> _MATERIAL PROVIDED_:
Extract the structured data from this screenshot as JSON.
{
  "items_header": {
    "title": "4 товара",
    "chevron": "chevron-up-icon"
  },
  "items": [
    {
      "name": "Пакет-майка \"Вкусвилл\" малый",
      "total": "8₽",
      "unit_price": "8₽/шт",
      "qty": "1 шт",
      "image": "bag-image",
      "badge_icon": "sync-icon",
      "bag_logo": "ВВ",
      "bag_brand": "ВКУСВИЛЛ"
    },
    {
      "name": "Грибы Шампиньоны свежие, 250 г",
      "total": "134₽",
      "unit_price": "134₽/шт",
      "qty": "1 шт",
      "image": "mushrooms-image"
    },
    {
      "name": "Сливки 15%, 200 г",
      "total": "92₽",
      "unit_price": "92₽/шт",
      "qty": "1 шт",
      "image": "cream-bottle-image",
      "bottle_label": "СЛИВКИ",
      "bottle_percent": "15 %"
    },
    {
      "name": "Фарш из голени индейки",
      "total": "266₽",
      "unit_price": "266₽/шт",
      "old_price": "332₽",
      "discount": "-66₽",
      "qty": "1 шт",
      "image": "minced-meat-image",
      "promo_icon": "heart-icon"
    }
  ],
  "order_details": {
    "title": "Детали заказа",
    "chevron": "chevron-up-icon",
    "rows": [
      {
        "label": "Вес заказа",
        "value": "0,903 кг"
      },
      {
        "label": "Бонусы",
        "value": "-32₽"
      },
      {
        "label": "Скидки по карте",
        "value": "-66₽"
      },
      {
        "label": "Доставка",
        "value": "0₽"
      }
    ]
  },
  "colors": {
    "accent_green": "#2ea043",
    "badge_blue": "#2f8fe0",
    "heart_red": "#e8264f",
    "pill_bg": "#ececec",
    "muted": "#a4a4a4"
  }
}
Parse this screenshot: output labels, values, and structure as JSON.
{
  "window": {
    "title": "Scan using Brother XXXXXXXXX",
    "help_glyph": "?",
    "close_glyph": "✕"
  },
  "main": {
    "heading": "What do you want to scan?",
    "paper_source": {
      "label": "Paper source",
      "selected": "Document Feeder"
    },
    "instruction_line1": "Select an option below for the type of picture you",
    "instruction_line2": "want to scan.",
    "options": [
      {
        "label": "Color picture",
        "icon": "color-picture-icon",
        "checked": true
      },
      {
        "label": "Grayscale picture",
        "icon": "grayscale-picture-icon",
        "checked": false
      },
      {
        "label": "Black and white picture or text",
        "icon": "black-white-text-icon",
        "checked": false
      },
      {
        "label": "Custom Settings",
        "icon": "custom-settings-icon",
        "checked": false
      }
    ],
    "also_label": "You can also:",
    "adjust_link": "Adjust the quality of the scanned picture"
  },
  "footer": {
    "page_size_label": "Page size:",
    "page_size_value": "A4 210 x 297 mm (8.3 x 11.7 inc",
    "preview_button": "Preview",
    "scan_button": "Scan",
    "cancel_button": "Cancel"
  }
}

> _YOUR GOAL_: Gather each line of the listing containing the word "title" and show it.

> _FINAL RESULT_:
    "title": "4 товара",
    "title": "Детали заказа",
    "title": "Scan using Brother XXXXXXXXX",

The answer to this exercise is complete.